The transAfrican style was manifest in Donaldson’s individual work as well, as is demonstrated in the 1971 piece entitled Victory in the Valley of Eshu. The work depicts an elderly black couple holding what appears to be an eye-shaped pinwheel. The pinwheel is actually an "African American symbol of freedom, the six-legged star". In addition to displaying national diasporic symbols, Victory in the Valley of Eshu incorporates many elements of traditional African culture, paying homage to the common heritage of diaspora members. The work is filled with Yoruba and traditional African references, including the Yoruba Sango dance wand in the right hand of the man, references to deified ancestors (a Yoruba belief), the name "Esu", who is the Yoruba god of fate, and others. The newly prominent element of “shine”, an aesthetic effect mimicking or displaying physical shine in order to reflect the bright, star-like quality of ordinary African Americans, is visible in this piece. This effect achieves the "celebration" aspect of black art: an art that, as stated by Donaldson, "define[s], glorif[ies], and direct[s] black people—an art for the people’s sake." The notion of "shine" that is conveyed through the collection of small dots of color in the figures’ hair and surrounding their bodies. Additionally, the afros of the couple seem to mimic halos. These elements, in combination with the couple’s bright white clothing, complete the celebration of the ordinary in this African diasporic work. The little splotches and dots of color seem to emanate from the bodies and to dance their way around the edges of the portrait, conveying that notion of a rhythmic motion which was integral in transAfrican work.

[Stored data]
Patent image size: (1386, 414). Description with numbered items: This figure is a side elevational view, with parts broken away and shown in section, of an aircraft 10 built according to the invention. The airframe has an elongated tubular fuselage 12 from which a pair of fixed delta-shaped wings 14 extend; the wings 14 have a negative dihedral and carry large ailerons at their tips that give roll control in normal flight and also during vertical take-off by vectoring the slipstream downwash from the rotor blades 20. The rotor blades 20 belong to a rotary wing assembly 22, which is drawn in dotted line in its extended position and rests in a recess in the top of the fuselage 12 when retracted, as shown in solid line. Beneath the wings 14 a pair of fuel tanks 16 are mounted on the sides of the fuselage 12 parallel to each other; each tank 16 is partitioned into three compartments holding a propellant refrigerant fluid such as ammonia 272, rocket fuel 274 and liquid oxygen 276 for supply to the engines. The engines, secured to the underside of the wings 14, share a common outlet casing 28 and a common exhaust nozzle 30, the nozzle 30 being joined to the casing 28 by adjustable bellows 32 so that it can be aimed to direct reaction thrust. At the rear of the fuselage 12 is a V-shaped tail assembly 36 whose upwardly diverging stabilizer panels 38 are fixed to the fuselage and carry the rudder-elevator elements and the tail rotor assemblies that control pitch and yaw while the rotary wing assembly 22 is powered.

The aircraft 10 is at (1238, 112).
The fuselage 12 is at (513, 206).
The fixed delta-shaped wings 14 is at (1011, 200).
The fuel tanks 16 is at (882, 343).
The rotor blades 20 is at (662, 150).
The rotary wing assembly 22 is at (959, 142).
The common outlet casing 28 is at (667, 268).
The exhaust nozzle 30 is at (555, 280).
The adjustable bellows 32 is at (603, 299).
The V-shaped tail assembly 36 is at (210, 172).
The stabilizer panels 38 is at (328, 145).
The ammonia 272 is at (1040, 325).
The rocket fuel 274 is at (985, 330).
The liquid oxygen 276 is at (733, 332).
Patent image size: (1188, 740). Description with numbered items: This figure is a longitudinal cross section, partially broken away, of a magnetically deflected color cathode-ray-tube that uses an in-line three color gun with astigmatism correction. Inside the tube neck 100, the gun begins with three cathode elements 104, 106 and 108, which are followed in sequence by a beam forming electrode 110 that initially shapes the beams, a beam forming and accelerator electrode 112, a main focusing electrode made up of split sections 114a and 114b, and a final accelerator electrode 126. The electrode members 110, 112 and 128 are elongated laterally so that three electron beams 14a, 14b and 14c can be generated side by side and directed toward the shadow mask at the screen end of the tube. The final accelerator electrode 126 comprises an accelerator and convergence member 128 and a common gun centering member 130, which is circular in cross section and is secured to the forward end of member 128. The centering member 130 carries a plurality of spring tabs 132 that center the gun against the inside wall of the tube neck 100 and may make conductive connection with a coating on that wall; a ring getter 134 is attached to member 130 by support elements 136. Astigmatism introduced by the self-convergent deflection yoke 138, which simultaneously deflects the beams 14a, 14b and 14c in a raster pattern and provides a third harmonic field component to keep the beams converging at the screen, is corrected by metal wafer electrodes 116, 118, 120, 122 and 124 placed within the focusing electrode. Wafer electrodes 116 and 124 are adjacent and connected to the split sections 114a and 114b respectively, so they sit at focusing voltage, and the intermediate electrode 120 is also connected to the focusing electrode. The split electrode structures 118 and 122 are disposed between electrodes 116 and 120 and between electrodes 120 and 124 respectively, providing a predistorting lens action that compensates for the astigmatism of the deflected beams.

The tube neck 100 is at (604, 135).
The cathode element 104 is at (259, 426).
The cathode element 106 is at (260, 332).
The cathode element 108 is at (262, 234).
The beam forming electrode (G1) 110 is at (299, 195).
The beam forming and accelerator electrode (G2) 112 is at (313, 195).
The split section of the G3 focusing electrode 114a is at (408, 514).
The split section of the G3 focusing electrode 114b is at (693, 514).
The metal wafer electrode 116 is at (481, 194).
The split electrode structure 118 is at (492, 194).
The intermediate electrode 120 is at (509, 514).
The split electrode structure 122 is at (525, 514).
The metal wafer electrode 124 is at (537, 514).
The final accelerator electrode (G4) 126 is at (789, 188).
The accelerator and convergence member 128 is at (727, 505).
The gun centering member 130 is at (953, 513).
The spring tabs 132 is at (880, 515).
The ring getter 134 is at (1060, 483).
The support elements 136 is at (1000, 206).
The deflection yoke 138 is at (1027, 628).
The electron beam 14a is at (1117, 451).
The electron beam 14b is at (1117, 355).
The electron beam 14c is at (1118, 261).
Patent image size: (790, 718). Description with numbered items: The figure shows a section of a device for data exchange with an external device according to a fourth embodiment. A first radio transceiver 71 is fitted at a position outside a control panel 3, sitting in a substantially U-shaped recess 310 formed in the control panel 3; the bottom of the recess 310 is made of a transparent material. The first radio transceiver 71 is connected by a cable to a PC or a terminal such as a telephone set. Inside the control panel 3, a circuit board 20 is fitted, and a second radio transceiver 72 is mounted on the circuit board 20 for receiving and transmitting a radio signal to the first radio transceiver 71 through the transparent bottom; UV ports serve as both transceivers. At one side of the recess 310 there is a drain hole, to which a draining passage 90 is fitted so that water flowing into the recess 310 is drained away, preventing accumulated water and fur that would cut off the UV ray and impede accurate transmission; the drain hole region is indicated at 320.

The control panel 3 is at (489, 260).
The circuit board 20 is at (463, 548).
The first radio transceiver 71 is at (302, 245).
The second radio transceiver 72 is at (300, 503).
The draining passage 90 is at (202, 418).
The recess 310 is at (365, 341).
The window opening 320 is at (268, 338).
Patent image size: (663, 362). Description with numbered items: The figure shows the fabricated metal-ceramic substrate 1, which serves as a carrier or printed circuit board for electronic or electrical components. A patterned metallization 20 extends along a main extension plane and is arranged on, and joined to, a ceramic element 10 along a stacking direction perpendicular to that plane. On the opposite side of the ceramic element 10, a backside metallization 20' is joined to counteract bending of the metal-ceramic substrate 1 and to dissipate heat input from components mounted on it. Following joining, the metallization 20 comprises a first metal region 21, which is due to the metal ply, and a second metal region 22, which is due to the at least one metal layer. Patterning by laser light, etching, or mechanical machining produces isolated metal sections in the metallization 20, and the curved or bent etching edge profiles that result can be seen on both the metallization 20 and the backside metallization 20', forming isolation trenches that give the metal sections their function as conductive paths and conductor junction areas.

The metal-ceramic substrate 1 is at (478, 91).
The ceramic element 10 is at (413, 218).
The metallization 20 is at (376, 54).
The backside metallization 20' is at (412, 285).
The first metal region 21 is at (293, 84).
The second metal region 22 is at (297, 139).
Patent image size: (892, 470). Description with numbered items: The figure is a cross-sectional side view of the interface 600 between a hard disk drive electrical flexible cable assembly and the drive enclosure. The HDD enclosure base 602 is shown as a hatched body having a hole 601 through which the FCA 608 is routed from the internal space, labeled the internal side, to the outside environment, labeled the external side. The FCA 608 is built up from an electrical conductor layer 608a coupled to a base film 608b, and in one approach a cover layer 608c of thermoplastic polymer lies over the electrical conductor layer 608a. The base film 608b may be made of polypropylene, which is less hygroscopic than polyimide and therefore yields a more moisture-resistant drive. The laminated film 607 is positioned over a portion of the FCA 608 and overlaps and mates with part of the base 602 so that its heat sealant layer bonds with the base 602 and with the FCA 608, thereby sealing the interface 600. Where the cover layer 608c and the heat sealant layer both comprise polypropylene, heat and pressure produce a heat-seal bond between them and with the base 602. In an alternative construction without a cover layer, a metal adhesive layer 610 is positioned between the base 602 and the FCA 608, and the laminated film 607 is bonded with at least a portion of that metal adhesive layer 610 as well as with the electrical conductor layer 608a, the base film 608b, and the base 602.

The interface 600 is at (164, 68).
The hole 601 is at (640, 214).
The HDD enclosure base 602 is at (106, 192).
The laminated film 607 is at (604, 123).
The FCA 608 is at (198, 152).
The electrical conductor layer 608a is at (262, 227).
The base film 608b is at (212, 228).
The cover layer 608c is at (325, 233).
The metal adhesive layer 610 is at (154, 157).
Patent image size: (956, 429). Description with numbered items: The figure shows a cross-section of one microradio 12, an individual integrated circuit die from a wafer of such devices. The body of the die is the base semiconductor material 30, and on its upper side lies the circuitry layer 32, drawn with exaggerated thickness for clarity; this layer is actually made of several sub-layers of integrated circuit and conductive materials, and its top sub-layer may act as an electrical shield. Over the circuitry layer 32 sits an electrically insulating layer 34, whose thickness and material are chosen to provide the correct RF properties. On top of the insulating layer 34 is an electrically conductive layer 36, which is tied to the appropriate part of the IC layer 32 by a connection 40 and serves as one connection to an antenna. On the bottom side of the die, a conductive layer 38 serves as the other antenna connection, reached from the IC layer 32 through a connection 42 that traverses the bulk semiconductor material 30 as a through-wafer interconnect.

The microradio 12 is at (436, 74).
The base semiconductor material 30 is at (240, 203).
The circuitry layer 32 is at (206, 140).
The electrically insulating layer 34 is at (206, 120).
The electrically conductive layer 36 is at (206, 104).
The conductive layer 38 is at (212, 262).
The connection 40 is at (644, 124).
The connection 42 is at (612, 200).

▶ **Exercise directions**:
Write out the entire passage on Victory in the Valley of Eshu, word for word and unchanged. These rows have no connection to the passage about Donaldson's work.

▶ **Worked solution**:
The transAfrican style was manifest in Donaldson’s individual work as well, as is demonstrated in the 1971 piece entitled Victory in the Valley of Eshu. The work depicts an elderly black couple holding what appears to be an eye-shaped pinwheel. The pinwheel is actually an "African American symbol of freedom, the six-legged star". In addition to displaying national diasporic symbols, Victory in the Valley of Eshu incorporates many elements of traditional African culture, paying homage to the common heritage of diaspora members. The work is filled with Yoruba and traditional African references, including the Yoruba Sango dance wand in the right hand of the man, references to deified ancestors (a Yoruba belief), the name "Esu", who is the Yoruba god of fate, and others. The newly prominent element of “shine”, an aesthetic effect mimicking or displaying physical shine in order to reflect the bright, star-like quality of ordinary African Americans, is visible in this piece. This effect achieves the "celebration" aspect of black art: an art that, as stated by Donaldson, "define[s], glorif[ies], and direct[s] black people—an art for the people’s sake." The notion of "shine" that is conveyed through the collection of small dots of color in the figures’ hair and surrounding their bodies. Additionally, the afros of the couple seem to mimic halos. These elements, in combination with the couple’s bright white clothing, complete the celebration of the ordinary in this African diasporic work. The little splotches and dots of color seem to emanate from the bodies and to dance their way around the edges of the portrait, conveying that notion of a rhythmic motion which was integral in transAfrican work.